[Task inputs]
------------------------------------------------------------

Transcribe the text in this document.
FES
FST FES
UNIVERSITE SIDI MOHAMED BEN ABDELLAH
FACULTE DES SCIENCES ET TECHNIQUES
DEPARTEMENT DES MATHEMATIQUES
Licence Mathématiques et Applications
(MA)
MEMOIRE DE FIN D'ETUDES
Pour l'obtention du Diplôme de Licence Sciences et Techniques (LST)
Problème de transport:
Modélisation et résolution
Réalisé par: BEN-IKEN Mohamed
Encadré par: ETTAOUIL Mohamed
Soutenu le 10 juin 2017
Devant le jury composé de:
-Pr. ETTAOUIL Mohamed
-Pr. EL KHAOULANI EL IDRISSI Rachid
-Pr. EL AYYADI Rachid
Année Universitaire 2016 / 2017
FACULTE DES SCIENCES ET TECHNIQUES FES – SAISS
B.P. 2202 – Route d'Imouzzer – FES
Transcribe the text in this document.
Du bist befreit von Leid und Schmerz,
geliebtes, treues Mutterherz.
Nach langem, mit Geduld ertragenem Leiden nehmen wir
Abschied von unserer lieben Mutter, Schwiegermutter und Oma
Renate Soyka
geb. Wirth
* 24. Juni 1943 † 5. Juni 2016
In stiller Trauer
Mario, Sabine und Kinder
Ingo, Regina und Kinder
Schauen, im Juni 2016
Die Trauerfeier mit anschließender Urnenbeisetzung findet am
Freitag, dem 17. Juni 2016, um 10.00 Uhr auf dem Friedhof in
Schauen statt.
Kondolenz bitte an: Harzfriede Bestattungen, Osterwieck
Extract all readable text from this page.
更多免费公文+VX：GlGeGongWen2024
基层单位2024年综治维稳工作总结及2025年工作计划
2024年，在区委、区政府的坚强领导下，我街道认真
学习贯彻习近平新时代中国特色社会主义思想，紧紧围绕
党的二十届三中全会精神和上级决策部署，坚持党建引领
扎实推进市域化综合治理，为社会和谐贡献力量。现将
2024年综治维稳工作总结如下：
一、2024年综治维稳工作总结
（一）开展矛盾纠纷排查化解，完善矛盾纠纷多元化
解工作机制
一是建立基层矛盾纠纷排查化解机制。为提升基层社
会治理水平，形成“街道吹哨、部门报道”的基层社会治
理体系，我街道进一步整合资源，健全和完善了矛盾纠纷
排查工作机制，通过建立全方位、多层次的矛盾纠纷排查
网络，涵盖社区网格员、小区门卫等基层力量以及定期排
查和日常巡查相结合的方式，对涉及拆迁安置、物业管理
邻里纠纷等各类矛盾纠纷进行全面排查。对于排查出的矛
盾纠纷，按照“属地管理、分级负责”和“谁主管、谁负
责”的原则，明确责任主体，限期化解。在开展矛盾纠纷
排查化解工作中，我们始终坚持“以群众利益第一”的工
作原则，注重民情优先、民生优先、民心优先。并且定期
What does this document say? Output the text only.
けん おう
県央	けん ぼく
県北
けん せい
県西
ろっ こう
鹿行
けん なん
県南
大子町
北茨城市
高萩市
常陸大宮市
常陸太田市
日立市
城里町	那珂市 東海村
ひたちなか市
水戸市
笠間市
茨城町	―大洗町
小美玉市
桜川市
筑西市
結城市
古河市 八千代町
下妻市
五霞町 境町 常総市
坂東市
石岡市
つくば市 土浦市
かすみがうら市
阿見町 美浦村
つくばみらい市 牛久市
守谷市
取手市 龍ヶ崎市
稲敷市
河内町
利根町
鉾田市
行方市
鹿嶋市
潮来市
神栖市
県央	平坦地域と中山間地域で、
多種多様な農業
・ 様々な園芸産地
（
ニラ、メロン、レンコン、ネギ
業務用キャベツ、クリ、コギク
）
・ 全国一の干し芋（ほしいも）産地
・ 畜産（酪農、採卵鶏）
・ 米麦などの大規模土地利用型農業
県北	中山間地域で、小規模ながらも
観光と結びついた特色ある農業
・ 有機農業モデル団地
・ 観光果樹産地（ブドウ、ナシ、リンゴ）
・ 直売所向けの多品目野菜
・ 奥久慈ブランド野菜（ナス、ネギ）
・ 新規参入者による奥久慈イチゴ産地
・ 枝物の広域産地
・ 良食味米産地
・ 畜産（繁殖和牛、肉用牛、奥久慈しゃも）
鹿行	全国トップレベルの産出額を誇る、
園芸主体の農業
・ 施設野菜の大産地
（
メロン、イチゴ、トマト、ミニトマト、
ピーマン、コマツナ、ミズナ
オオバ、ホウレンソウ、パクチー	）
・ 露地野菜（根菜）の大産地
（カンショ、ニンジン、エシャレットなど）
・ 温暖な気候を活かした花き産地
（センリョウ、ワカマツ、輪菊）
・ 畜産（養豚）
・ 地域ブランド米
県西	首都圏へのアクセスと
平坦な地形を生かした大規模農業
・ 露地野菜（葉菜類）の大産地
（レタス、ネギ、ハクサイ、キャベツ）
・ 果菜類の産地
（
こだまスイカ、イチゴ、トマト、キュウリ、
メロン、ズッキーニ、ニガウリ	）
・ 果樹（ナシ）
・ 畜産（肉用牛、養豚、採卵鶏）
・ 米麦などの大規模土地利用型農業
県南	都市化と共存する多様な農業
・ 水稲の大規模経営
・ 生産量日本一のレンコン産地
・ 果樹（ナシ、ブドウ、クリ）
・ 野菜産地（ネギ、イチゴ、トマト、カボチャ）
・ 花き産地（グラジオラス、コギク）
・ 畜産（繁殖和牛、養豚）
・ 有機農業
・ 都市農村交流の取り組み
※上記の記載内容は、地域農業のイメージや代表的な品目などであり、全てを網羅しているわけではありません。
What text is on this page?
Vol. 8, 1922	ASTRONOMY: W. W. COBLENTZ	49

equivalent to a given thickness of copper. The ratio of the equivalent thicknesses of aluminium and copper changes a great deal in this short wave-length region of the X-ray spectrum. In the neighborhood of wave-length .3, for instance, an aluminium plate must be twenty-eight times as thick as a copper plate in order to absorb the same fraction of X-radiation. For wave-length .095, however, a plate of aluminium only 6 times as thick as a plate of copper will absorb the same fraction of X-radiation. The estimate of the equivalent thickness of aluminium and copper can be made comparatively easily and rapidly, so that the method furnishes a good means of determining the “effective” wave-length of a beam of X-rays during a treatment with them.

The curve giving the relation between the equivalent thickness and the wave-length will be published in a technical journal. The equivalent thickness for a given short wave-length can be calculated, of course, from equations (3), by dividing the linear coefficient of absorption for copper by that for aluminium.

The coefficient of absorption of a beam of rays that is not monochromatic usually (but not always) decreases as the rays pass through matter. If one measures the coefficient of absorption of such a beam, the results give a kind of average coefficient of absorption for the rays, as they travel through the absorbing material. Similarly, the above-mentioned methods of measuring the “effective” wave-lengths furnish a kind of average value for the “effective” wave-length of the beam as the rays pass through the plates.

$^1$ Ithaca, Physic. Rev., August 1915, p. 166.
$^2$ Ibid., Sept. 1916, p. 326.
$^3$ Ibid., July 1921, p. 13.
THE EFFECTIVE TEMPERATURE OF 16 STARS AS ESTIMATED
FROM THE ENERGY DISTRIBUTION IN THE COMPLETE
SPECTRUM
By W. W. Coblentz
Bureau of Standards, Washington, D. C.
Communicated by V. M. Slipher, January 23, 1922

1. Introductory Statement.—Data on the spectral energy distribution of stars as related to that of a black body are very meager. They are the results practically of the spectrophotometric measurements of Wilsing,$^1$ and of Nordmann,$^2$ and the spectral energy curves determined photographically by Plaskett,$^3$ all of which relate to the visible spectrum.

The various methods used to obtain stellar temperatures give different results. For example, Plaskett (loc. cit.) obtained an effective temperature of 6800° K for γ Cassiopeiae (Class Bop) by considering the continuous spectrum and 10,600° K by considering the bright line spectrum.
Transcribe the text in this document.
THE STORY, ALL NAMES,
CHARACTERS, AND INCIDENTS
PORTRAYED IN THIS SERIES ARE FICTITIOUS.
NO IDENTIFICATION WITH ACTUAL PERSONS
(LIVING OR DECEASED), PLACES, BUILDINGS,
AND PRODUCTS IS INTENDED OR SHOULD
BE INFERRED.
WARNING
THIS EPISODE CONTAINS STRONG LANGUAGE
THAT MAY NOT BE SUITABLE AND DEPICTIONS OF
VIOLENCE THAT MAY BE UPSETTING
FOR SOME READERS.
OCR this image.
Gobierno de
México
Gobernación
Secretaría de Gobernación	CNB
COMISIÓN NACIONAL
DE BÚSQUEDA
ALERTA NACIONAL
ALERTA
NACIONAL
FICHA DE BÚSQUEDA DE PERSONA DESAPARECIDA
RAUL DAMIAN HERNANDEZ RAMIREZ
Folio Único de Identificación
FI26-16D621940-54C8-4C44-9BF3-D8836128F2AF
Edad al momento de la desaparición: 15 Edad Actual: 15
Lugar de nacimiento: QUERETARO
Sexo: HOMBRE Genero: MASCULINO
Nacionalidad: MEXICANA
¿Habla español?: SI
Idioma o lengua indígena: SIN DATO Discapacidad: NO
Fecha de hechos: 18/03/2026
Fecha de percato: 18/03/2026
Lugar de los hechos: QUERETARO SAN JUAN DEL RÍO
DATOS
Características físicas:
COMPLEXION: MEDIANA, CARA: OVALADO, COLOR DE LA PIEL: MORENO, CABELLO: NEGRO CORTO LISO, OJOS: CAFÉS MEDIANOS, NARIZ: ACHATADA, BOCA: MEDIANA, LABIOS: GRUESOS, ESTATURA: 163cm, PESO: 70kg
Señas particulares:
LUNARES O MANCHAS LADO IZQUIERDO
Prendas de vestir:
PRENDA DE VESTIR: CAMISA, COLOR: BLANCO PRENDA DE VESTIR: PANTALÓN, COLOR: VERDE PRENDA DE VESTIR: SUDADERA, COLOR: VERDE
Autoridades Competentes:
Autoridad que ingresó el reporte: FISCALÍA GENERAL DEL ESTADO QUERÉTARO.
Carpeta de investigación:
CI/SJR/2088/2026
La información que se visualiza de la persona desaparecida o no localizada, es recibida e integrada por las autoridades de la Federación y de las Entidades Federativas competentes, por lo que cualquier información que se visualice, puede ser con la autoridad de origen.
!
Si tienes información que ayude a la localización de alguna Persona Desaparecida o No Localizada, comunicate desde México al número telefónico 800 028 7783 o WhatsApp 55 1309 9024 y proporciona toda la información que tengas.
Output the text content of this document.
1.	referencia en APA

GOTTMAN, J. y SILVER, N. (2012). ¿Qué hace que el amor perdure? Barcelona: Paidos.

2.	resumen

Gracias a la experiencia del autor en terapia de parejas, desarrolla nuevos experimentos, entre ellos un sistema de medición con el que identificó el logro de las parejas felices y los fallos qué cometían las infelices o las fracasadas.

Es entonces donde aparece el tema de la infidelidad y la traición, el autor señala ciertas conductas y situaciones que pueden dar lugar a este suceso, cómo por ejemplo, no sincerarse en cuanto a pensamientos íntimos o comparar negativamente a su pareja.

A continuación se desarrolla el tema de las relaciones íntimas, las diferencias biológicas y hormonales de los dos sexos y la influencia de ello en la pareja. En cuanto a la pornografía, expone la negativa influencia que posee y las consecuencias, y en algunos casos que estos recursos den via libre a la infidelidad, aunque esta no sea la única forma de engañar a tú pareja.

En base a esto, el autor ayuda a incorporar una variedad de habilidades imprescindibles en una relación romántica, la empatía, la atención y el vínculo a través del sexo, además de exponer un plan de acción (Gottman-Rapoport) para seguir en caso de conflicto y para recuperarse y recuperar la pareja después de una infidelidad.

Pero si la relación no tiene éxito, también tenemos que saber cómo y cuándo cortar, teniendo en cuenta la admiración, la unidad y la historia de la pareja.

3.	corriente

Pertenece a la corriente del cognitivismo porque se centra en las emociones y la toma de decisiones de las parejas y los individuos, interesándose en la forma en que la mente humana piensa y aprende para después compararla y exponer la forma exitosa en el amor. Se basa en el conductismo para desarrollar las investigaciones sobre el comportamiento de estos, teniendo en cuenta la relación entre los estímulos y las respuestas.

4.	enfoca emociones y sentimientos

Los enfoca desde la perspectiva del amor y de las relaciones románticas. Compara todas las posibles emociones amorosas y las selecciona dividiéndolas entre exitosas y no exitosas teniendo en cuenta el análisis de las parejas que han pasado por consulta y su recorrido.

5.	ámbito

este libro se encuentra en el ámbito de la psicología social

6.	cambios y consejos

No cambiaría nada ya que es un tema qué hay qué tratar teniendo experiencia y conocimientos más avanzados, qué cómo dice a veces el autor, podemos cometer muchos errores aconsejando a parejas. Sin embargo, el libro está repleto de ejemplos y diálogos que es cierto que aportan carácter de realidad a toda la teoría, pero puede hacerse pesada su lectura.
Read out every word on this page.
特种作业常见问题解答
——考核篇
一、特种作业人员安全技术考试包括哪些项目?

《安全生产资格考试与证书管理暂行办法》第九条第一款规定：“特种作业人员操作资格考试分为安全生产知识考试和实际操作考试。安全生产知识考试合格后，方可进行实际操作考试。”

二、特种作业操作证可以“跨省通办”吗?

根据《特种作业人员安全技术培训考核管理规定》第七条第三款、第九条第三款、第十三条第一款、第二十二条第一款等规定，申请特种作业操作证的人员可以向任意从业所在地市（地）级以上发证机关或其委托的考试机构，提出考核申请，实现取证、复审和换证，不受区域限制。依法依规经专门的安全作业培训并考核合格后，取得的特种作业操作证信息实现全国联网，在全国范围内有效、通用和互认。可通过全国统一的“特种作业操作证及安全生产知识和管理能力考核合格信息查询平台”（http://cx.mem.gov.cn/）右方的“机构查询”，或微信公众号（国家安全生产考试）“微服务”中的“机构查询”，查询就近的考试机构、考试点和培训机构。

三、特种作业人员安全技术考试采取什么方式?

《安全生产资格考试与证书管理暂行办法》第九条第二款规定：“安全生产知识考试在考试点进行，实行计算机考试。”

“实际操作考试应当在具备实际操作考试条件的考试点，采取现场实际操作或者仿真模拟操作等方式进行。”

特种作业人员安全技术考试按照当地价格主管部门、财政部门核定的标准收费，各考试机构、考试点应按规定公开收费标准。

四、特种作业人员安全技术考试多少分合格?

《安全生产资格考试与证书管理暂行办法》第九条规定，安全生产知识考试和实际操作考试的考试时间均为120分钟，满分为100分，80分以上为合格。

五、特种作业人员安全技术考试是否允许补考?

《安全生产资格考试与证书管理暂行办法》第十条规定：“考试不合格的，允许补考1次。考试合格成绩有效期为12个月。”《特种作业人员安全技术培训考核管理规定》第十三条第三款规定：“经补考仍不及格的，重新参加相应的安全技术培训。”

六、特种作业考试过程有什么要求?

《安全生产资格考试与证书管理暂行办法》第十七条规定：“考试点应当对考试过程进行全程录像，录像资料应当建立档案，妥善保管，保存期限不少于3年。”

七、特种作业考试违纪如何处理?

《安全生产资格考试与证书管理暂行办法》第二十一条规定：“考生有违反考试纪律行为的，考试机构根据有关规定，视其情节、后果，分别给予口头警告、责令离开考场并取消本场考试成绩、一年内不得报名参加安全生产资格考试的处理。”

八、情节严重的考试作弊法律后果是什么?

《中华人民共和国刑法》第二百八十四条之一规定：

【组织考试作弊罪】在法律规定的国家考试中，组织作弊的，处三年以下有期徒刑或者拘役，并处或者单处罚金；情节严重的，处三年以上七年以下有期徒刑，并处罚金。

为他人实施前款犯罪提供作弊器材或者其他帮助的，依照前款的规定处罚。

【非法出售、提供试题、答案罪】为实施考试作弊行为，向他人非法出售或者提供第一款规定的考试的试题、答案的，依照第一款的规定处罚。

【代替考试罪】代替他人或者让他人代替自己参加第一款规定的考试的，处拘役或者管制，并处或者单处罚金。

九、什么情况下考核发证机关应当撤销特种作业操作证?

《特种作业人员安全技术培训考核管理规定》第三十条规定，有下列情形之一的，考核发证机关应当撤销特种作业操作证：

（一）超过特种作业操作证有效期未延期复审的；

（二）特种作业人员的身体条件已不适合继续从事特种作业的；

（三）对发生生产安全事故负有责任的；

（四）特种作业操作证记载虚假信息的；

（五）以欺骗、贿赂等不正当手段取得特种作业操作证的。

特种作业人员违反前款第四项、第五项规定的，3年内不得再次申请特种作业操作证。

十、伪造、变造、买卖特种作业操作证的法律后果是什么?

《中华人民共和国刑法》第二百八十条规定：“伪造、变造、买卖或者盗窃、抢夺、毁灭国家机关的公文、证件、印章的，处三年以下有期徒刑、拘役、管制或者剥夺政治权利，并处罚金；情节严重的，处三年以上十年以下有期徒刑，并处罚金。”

------------------------------------------------------------

[Task details] Search the records for the word "特种作业人员安全技术培训考核管理规定", then list every line that has it.

[Solution for this problem]
根据《特种作业人员安全技术培训考核管理规定》第七条第三款、第九条第三款、第十三条第一款、第二十二条第一款等规定，申请特种作业操作证的人员可以向任意从业所在地市（地）级以上发证机关或其委托的考试机构，提出考核申请，实现取证、复审和换证，不受区域限制。依法依规经专门的安全作业培训并考核合格后，取得的特种作业操作证信息实现全国联网，在全国范围内有效、通用和互认。可通过全国统一的“特种作业操作证及安全生产知识和管理能力考核合格信息查询平台”（http://cx.mem.gov.cn/）右方的“机构查询”，或微信公众号（国家安全生产考试）“微服务”中的“机构查询”，查询就近的考试机构、考试点和培训机构。
《安全生产资格考试与证书管理暂行办法》第十条规定：“考试不合格的，允许补考1次。考试合格成绩有效期为12个月。”《特种作业人员安全技术培训考核管理规定》第十三条第三款规定：“经补考仍不及格的，重新参加相应的安全技术培训。”
《特种作业人员安全技术培训考核管理规定》第三十条规定，有下列情形之一的，考核发证机关应当撤销特种作业操作证：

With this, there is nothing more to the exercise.